------ EXTRAIT À LIRE
En 1919, Marcel Proust recueille dans Pastiches et mélanges neuf des pastiches qu’il avait écrits, de 1904 à 1909, sur un sujet pris dans l’actualité : l’escroquerie dite « affaire Lemoine ». Il fait successivement raconter cette affaire à Balzac, à Flaubert, à Henri de Régnier, aux Concourt, à Renan, à Saint-Simon ; il demande à Sainte-Beuve une critique du récit attribué à Flaubert et à Émile Faguet celle d’une pièce que l’« affaire » aurait inspirée. Quatre autres pastiches ont été retrouvés depuis dans les papiers posthumes de Proust : un second Sainte-Beuve, un Chateaubriand, un Maeterlinck et un Ruskin intitulé Étude des fresques de Giotto représentant l’affaire Lemoine.
------------
------ DONNÉES ENREGISTRÉES
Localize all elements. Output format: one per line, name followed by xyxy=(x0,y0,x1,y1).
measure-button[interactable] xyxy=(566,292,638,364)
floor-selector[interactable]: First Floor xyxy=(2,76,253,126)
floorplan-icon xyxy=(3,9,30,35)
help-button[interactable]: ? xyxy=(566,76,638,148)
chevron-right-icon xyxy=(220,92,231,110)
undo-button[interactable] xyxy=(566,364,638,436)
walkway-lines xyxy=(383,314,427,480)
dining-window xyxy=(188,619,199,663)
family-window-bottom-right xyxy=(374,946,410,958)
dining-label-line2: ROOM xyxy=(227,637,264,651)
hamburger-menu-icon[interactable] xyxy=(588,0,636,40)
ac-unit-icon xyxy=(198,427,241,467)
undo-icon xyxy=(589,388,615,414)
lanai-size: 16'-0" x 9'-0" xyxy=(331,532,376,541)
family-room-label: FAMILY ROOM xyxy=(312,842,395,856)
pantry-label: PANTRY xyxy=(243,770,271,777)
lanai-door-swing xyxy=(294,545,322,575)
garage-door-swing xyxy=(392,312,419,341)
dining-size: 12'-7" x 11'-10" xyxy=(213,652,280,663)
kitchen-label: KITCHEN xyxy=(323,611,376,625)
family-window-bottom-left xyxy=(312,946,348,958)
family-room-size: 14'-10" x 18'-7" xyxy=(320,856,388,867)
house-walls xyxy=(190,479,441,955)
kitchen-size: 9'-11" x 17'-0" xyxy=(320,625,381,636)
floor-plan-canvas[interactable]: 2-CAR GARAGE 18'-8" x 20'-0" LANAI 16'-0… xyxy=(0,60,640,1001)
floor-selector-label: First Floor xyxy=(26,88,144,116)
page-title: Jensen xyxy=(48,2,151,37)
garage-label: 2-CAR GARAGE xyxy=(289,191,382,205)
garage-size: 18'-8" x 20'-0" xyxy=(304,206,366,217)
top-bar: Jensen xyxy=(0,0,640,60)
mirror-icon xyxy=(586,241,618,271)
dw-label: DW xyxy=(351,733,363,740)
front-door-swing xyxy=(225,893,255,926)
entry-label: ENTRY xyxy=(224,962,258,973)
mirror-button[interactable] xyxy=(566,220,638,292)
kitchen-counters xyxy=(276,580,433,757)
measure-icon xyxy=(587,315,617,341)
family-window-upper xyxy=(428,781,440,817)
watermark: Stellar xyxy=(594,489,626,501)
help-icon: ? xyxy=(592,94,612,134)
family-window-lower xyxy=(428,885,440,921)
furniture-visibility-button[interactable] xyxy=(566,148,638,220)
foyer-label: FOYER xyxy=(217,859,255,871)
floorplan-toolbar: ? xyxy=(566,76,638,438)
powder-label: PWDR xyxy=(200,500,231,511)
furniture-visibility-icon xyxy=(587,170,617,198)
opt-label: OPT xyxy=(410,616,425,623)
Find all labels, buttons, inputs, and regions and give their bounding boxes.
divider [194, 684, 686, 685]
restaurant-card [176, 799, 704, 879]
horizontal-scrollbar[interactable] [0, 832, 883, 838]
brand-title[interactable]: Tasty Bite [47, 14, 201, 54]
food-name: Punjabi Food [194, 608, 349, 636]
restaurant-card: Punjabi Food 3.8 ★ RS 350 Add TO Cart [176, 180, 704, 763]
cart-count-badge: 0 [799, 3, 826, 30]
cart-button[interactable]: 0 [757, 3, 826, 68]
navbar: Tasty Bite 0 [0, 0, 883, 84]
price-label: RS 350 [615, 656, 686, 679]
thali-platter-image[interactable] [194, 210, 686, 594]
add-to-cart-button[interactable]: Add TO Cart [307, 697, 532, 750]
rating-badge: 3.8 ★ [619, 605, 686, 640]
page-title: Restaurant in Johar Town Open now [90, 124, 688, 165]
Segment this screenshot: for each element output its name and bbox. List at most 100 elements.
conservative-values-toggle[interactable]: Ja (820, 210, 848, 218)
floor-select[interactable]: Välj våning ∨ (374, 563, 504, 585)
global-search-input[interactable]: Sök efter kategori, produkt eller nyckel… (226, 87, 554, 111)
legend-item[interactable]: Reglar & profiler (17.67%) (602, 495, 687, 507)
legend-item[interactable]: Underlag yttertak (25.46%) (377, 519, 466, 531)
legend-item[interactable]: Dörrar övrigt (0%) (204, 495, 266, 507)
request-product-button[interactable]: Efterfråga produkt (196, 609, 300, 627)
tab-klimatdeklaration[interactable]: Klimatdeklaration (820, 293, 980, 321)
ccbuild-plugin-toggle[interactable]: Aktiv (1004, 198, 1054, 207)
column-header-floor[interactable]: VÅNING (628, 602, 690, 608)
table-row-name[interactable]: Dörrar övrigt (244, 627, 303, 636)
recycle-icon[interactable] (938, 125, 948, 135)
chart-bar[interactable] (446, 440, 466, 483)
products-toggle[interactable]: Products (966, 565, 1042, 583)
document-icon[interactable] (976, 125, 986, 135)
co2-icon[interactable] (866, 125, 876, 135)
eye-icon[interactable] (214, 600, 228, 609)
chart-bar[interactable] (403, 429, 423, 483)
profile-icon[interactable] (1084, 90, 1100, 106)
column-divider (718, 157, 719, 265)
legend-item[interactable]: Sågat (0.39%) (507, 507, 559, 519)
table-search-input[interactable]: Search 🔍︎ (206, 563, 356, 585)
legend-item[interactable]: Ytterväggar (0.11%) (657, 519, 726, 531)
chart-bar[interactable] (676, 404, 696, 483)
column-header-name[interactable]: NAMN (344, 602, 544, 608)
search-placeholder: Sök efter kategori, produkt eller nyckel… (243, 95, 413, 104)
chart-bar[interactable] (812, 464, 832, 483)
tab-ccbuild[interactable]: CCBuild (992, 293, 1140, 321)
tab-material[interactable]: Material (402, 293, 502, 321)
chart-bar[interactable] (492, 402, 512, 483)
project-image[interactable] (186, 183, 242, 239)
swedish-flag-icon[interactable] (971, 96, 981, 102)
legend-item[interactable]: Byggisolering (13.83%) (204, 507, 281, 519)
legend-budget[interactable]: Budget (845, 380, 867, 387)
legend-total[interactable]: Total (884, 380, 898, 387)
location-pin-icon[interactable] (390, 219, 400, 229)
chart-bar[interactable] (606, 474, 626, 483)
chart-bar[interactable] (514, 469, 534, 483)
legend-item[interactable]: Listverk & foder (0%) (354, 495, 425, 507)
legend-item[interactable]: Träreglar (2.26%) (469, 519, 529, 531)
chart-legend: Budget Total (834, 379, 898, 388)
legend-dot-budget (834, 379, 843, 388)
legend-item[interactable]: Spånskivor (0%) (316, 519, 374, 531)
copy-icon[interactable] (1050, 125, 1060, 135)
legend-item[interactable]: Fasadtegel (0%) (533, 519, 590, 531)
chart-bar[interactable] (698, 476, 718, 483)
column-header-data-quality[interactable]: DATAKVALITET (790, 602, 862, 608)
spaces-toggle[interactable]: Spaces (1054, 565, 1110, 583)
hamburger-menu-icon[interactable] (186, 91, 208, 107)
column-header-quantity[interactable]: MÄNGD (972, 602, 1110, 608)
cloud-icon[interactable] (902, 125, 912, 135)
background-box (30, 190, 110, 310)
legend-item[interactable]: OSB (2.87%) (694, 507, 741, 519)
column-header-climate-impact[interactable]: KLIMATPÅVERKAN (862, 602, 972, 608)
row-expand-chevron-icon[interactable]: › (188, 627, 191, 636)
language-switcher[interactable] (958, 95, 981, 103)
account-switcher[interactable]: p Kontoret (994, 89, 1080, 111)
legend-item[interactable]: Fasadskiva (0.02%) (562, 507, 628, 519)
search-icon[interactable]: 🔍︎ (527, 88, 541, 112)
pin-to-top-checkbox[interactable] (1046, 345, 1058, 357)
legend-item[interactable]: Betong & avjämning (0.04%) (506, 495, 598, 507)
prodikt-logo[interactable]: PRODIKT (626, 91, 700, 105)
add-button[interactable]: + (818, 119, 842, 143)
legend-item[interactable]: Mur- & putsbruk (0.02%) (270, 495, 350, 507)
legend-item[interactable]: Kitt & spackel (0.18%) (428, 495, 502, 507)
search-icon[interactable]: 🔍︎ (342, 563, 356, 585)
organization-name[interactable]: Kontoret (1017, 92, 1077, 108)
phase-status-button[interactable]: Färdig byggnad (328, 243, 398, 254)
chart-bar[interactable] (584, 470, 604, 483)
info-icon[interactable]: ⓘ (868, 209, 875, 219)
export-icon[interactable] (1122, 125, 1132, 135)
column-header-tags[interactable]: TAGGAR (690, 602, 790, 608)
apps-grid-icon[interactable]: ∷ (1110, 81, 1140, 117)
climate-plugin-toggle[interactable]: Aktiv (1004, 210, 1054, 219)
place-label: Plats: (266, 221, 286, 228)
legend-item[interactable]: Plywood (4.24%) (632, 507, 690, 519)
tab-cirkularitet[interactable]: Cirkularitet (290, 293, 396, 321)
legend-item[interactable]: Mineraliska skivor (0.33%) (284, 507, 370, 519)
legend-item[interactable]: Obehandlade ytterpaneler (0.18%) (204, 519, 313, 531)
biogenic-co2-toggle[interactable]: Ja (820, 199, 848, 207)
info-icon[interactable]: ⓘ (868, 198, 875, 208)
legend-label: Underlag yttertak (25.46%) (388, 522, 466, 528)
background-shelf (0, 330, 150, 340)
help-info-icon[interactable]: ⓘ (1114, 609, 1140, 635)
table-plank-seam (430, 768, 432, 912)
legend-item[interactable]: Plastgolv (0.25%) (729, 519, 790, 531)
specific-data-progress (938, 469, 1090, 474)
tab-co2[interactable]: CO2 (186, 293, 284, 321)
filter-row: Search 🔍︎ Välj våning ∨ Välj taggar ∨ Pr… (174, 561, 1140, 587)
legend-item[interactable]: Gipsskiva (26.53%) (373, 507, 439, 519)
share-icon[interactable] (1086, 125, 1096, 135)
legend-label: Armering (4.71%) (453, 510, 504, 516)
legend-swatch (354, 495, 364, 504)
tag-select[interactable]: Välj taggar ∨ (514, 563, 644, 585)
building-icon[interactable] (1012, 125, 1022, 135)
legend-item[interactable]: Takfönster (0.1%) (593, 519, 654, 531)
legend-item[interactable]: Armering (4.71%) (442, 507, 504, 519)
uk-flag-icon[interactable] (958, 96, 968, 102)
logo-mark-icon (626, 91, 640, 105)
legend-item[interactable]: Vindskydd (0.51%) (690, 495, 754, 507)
------------
CONSIGNES: Veuillez donner la suite de l'extrait sur les pastiches de Proust consacrés à l'affaire Lemoine, en commençant après sa dernière phrase.

RÉPONSE RÉDIGÉE:
Sans aucun doute, le début du siècle offrait à ces exercices mondains le terrain particulièrement propice d’une culture consciente de sa décadence, inquiète de son avenir et trouvant dans ces jeux à la fois l’illusion de n’avoir pas perdu sa créativité d’autrefois, la satisfaction que procure l’évocation à si peu de frais de son capital littéraire et l’apparence de lucidité que donnent certains sourires. Pour donner quelques jalons, on peut citer Ernest La Jeunesse (1874-1917), dont paraissent en 1896 les Nuits, les ennuis et les âmes de nos plus notoires contemporains, Paul Reboux (1877-1963) et Charles Muller (1877-1914), dont la série des À la manière de... commence à paraître en 1908 (c’est aussi en 1908 que Proust rédige la plus grande partie de ses pastiches et que le Figaro les publie) et Jean Pellerin (1895-1921) qui publie la même année que Proust ses Pastiches et mélanges et en 1919 un recueil intitulé le Copiste indiscret.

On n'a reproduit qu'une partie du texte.